> [Do this]:
Report the count of lines holding "Rate" in the records, with no other words.

-- start Recorded data --

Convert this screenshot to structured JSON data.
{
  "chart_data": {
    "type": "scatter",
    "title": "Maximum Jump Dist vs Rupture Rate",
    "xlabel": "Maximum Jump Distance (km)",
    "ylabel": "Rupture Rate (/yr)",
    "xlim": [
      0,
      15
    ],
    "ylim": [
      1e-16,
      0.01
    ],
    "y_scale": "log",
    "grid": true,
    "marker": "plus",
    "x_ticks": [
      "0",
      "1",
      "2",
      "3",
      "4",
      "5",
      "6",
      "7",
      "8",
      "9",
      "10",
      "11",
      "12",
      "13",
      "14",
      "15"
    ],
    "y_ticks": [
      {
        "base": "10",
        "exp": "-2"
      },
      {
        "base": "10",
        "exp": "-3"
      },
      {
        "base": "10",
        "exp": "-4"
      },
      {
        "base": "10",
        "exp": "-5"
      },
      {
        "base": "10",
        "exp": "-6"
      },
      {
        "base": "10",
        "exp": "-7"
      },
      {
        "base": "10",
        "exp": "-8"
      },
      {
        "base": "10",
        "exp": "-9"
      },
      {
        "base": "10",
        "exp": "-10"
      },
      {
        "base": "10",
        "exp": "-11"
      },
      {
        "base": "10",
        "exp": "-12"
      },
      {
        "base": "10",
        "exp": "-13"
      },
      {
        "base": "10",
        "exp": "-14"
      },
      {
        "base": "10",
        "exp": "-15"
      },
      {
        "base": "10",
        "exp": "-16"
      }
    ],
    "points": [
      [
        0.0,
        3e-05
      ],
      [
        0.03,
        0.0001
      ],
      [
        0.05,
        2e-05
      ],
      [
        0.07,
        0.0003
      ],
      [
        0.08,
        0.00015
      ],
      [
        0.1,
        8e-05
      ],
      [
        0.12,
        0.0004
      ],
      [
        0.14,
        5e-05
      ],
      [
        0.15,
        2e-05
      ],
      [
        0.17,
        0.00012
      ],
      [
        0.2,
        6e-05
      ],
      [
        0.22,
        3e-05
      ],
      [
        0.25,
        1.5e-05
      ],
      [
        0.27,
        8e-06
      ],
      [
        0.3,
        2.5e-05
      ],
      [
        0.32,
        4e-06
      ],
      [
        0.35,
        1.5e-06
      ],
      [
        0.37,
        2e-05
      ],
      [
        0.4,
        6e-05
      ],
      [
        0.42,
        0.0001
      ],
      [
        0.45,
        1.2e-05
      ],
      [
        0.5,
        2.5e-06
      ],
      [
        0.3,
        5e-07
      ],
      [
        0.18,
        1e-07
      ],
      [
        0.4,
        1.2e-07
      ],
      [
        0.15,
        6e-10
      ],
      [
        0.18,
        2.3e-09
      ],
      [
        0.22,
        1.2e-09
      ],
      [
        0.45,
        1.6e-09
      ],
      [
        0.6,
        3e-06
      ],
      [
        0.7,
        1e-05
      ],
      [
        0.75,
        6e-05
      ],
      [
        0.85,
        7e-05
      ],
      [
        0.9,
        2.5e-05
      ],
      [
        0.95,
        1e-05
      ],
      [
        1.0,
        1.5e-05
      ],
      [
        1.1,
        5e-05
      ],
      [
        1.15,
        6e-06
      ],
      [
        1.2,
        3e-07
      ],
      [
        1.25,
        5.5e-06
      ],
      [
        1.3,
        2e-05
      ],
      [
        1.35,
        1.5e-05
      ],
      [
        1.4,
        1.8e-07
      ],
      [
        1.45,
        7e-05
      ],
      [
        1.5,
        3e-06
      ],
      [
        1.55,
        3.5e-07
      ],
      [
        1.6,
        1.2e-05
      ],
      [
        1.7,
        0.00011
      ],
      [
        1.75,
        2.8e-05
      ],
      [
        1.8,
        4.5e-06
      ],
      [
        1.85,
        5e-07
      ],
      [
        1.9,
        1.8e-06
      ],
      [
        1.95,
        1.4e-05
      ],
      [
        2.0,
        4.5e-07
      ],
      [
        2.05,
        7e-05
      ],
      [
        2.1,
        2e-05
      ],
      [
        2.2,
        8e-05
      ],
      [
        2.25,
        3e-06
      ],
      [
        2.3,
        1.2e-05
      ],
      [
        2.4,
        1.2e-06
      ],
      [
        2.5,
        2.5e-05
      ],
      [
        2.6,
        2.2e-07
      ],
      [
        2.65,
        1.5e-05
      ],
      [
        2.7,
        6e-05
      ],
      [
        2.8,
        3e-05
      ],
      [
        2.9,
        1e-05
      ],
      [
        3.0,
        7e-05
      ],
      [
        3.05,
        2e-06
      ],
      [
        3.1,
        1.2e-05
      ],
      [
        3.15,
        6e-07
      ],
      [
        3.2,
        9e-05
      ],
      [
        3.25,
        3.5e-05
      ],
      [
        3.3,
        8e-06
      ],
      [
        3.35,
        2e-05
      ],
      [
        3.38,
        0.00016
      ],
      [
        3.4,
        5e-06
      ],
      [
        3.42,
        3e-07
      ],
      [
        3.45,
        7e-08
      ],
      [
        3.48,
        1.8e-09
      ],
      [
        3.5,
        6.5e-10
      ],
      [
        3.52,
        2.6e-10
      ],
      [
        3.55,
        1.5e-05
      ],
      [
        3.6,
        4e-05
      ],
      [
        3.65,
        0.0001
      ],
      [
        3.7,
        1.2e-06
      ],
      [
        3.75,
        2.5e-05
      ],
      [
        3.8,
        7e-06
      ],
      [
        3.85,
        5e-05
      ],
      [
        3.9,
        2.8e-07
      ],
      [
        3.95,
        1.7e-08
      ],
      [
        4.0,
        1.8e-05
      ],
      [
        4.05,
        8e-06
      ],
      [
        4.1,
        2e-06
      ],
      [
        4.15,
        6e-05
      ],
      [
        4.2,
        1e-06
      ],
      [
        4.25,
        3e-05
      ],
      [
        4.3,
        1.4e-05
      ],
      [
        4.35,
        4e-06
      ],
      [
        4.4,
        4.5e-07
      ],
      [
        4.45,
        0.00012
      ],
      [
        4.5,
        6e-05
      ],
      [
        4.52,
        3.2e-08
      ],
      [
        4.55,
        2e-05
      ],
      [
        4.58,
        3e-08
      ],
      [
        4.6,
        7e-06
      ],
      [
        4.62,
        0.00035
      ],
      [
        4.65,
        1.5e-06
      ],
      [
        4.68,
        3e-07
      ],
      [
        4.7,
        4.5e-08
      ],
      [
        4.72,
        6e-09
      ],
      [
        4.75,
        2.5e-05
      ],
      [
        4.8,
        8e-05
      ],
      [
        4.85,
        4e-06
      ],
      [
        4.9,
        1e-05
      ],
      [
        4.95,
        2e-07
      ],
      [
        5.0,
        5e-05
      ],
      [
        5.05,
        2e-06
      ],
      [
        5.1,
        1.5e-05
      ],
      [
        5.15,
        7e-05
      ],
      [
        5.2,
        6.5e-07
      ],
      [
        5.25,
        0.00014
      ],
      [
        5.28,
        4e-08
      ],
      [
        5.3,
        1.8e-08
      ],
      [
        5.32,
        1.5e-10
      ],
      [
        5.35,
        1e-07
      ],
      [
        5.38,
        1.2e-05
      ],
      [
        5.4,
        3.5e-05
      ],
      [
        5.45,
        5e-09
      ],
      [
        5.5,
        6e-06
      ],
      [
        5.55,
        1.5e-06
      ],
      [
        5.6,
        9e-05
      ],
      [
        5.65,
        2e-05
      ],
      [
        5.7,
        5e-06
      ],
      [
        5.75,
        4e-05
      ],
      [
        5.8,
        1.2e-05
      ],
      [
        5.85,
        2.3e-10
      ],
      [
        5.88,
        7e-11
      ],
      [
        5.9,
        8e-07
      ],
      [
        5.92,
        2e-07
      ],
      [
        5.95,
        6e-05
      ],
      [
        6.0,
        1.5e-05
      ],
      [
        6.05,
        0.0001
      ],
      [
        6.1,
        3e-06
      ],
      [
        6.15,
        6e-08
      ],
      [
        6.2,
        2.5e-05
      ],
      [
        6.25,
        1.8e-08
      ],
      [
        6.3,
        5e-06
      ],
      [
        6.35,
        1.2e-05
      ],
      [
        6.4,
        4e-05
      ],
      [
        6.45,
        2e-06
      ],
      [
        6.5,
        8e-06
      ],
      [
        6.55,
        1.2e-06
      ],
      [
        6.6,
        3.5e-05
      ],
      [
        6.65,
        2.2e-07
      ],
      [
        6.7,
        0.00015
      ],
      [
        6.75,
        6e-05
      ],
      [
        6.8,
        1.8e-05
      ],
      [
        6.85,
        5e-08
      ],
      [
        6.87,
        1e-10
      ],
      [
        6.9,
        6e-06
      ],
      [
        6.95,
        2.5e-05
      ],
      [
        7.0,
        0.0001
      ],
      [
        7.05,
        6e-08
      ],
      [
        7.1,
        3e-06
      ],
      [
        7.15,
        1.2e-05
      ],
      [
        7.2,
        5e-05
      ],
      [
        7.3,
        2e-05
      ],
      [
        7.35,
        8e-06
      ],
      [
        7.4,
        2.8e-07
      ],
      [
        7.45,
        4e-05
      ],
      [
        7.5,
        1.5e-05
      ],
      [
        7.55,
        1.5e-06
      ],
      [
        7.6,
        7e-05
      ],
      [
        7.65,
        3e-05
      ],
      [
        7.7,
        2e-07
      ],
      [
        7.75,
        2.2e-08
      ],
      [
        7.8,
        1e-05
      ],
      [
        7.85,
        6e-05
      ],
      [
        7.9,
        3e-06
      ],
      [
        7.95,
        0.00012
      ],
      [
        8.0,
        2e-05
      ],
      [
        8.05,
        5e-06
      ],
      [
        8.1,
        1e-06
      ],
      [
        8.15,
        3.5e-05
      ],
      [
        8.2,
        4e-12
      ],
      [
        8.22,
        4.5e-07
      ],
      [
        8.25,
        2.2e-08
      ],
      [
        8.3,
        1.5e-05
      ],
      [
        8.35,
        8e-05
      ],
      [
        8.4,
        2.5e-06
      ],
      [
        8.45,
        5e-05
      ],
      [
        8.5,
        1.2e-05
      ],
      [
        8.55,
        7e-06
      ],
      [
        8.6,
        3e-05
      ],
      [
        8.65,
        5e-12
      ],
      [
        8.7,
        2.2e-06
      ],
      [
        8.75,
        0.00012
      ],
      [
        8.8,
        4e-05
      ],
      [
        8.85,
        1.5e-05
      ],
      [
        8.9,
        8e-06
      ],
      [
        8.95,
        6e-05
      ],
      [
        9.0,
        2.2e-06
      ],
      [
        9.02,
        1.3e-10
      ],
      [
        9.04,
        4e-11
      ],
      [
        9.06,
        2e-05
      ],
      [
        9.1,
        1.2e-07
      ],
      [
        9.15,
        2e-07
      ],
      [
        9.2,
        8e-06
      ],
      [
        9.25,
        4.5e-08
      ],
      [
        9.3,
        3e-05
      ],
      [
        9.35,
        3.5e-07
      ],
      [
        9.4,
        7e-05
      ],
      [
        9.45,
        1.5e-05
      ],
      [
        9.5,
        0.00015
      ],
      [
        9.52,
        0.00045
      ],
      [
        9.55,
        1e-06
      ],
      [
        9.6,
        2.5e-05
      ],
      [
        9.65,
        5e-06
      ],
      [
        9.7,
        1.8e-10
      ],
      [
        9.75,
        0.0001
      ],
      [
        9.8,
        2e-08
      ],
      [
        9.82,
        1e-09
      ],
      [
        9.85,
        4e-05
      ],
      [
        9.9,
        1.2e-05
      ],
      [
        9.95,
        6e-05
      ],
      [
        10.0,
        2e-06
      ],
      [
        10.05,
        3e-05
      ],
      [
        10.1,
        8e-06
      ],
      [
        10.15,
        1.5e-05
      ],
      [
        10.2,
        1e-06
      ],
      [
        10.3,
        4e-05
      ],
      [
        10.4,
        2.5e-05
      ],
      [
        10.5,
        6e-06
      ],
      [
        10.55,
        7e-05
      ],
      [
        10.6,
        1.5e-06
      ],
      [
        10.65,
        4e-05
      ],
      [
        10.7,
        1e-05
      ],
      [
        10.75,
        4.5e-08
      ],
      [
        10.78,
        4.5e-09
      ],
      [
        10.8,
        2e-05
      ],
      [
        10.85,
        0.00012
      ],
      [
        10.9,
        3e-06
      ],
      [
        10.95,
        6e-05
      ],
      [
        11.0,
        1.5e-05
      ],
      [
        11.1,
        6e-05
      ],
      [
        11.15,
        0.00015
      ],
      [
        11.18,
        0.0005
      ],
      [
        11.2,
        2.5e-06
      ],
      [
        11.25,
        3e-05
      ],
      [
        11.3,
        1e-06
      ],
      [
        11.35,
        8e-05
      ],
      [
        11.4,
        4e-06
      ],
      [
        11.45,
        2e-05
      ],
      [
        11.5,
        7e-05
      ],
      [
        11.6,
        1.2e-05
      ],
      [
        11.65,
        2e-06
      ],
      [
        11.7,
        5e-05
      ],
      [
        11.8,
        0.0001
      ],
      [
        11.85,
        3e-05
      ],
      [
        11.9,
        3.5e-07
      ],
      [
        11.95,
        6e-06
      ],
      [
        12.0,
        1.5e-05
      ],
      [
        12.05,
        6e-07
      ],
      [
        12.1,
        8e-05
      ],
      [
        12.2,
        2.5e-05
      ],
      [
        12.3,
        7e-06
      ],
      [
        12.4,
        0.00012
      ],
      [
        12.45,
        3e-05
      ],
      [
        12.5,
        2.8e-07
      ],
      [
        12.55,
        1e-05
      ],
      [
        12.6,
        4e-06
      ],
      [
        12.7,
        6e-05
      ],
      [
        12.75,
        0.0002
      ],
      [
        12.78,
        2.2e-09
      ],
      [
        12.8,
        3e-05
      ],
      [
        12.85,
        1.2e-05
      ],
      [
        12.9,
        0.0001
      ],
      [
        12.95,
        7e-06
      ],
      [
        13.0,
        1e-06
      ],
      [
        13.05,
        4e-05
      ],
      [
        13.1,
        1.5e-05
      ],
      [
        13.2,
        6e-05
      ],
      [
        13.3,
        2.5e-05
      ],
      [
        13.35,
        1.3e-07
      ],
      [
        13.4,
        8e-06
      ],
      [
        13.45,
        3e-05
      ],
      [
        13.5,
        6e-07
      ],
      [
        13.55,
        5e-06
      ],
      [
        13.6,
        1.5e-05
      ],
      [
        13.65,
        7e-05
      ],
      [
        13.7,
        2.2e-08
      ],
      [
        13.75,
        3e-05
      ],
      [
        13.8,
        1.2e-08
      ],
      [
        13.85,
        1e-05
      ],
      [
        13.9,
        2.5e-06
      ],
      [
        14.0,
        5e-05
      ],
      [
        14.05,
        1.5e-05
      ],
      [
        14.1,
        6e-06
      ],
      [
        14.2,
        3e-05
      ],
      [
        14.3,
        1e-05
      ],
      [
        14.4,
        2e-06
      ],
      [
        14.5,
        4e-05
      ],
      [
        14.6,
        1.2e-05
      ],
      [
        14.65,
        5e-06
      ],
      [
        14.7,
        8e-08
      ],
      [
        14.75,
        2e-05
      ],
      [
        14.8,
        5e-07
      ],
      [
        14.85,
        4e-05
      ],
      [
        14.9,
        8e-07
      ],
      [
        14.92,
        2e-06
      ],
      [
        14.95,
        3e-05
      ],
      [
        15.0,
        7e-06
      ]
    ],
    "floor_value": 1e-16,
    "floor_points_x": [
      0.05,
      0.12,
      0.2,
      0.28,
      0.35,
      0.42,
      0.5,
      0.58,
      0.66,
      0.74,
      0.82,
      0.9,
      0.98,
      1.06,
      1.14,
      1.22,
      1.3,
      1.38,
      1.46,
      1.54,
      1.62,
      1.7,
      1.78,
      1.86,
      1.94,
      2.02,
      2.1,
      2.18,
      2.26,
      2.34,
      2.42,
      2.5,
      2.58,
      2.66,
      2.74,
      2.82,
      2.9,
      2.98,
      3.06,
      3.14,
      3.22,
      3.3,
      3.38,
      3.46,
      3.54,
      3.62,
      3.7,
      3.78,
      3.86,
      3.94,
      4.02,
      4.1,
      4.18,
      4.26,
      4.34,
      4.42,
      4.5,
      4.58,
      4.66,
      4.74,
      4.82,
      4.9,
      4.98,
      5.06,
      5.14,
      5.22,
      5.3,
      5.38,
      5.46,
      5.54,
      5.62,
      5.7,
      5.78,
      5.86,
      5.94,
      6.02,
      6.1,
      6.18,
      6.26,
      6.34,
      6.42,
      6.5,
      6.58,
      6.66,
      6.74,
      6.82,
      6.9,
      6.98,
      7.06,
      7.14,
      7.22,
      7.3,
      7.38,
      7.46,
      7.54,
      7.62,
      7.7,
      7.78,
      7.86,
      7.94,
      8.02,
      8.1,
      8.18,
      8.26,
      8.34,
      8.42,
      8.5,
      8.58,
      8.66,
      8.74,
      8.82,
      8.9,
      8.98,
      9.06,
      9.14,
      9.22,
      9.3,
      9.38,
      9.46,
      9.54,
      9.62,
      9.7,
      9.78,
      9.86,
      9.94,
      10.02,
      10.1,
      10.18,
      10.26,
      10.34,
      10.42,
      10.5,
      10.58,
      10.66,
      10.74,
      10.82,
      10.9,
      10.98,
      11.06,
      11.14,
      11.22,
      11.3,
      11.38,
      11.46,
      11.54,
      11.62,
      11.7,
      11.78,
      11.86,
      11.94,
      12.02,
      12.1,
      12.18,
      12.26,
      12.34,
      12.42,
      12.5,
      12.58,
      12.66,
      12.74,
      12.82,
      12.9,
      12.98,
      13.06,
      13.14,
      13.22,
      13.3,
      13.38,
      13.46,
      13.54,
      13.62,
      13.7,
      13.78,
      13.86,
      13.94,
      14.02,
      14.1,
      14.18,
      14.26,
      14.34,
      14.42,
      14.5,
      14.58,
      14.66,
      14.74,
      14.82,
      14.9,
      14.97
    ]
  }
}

-- end Recorded data --

> [Reply to the task]:
2